Records that describe figures
= = = = = = =
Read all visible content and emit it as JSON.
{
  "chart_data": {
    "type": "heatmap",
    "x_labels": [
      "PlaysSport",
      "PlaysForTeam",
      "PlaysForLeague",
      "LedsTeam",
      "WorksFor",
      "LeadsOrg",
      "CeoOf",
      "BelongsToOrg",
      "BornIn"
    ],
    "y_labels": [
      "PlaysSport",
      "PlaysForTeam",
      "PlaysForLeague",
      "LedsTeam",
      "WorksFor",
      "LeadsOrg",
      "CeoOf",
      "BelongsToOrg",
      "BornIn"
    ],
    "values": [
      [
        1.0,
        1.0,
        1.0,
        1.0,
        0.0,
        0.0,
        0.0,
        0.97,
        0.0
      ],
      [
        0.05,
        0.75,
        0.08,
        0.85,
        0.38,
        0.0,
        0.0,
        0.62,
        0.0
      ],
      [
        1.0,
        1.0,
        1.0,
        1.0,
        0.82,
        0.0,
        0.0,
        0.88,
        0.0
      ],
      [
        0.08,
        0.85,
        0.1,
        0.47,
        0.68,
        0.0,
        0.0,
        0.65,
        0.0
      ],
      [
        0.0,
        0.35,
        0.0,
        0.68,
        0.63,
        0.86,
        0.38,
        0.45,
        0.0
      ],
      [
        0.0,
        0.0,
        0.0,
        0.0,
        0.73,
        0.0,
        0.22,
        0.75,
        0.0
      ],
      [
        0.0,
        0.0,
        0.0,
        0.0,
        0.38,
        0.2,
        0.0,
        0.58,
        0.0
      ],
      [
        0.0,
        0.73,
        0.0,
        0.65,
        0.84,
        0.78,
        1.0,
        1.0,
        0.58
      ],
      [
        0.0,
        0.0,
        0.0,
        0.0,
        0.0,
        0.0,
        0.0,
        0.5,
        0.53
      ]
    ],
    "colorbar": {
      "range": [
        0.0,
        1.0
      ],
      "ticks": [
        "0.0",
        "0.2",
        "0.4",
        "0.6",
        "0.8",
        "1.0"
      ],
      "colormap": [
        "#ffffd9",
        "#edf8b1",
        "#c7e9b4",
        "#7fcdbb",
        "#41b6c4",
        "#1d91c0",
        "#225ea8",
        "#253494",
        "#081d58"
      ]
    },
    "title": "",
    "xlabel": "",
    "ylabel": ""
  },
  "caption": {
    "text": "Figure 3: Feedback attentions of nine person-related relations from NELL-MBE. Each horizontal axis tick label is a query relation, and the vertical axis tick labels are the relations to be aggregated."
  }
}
= = = = = = =
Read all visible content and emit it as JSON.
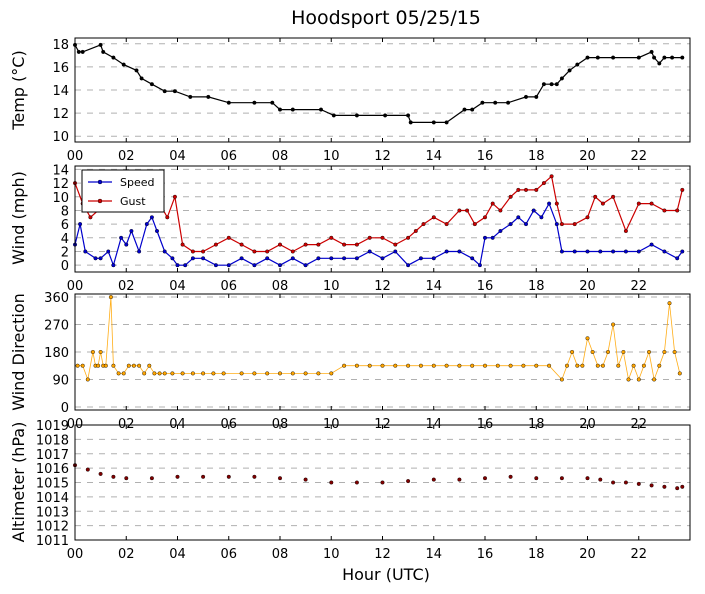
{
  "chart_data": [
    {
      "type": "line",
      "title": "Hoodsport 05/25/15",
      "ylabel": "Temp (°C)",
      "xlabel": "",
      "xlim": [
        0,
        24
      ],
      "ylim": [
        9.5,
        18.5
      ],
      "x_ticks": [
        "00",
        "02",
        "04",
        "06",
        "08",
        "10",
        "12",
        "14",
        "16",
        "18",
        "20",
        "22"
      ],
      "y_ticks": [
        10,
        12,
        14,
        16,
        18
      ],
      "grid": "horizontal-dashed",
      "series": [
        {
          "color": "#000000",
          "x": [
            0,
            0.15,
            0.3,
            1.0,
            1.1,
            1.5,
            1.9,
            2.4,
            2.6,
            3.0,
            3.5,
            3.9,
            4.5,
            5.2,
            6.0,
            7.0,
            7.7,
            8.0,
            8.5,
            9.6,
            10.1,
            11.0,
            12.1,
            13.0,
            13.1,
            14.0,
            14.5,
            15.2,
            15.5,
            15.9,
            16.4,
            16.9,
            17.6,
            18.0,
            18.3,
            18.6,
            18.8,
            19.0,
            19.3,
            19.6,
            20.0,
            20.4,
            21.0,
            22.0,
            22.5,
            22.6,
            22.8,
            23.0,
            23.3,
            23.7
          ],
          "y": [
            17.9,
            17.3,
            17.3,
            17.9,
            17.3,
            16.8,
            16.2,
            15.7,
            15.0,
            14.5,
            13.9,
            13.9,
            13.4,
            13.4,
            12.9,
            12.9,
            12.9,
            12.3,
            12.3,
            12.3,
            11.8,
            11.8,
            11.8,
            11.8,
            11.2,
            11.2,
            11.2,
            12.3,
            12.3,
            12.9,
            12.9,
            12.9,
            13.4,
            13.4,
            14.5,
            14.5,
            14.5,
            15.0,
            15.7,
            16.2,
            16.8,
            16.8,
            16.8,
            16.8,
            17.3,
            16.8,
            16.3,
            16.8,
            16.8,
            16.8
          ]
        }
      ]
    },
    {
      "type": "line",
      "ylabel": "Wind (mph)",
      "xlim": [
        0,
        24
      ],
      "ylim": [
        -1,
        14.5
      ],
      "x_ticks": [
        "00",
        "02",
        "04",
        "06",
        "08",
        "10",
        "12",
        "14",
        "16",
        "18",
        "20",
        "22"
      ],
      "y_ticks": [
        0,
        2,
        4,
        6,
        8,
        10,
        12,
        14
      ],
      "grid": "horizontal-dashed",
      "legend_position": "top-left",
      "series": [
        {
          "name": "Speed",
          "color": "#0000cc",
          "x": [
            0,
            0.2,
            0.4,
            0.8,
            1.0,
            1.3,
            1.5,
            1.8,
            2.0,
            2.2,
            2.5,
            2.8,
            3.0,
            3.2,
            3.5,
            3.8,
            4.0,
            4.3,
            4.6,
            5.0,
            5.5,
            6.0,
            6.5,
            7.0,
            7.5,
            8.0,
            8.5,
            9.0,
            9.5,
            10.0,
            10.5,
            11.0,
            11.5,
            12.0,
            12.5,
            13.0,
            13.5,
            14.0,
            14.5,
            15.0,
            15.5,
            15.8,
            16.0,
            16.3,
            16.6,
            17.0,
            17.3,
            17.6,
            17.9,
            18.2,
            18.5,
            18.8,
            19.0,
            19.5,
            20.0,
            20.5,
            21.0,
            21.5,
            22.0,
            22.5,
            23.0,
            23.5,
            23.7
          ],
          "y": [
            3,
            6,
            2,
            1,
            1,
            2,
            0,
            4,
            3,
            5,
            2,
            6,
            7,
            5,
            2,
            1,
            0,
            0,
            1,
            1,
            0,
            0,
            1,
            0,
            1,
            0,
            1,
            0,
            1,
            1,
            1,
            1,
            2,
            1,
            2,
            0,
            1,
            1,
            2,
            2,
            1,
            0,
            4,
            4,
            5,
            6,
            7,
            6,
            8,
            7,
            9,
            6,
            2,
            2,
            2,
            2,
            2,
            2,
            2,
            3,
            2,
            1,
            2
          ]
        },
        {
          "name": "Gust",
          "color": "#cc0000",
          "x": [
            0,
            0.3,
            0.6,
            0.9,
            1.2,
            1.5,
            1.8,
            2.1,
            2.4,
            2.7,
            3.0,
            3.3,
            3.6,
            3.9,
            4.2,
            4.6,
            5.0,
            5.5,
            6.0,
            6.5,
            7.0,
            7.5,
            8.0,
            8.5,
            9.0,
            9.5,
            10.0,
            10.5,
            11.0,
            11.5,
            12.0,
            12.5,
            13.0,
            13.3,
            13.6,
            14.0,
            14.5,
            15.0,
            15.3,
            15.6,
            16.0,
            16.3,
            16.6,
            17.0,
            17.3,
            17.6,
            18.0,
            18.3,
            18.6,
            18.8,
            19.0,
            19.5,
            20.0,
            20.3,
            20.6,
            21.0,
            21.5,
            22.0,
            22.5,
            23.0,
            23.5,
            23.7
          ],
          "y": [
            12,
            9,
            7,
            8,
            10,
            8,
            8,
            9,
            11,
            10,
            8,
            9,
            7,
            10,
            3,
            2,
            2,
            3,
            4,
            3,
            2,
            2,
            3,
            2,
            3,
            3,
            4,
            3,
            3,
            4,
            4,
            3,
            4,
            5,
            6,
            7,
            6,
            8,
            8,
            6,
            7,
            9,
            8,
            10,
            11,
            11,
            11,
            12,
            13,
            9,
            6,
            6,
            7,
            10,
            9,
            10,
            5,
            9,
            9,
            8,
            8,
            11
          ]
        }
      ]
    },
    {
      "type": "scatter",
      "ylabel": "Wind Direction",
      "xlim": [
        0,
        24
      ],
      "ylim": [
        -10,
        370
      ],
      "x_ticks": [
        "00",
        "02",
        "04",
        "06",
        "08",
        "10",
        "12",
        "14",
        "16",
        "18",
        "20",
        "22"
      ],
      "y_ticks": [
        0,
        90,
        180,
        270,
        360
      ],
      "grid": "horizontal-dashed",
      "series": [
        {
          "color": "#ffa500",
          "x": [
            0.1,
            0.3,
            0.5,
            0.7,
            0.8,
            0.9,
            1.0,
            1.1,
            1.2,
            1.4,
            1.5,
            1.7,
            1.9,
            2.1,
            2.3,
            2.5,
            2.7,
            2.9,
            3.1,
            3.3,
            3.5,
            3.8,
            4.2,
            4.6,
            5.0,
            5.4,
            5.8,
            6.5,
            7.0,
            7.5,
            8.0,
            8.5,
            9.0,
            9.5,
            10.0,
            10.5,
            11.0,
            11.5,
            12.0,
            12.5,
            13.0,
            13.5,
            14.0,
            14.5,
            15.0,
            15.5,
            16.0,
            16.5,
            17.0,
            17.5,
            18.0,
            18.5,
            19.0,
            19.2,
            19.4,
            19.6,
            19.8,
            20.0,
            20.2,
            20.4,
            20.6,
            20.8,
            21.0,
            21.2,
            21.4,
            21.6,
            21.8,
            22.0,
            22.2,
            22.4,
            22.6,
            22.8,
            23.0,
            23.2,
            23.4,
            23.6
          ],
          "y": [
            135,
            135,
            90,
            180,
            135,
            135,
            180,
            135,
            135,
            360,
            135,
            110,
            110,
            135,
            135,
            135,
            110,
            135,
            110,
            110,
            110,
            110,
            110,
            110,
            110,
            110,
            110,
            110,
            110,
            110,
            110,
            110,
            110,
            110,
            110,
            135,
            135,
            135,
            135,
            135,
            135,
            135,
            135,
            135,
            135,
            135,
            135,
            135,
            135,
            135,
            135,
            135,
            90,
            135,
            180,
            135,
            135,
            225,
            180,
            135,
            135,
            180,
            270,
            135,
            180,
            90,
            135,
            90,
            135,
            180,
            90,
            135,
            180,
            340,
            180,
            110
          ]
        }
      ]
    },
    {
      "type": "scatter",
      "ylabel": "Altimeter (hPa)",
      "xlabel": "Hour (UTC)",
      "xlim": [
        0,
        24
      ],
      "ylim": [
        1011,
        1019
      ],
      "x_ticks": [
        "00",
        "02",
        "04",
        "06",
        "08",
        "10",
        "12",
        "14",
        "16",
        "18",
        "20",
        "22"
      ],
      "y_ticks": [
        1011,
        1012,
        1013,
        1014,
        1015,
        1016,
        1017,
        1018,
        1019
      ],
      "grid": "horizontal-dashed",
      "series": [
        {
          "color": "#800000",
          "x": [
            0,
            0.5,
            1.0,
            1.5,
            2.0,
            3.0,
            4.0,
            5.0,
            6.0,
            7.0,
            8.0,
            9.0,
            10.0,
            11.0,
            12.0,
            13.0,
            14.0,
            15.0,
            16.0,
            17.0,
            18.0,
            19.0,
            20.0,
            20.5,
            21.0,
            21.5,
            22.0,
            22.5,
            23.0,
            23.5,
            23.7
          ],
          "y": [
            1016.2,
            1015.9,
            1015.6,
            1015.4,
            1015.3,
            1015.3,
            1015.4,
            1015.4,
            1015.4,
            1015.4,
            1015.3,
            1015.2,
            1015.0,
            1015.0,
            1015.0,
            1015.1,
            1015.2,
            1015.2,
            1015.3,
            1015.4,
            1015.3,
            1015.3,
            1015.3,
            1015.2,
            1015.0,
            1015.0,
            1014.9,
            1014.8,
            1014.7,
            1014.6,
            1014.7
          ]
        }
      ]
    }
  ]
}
= = = = = = =
WRITTEN PROBLEM: Pick out the lines containing the string "ylabel".

RESPONSE BELOW:
    "ylabel": ""
      "ylabel": "Temp (°C)",
      "ylabel": "Wind (mph)",
      "ylabel": "Wind Direction",
      "ylabel": "Altimeter (hPa)",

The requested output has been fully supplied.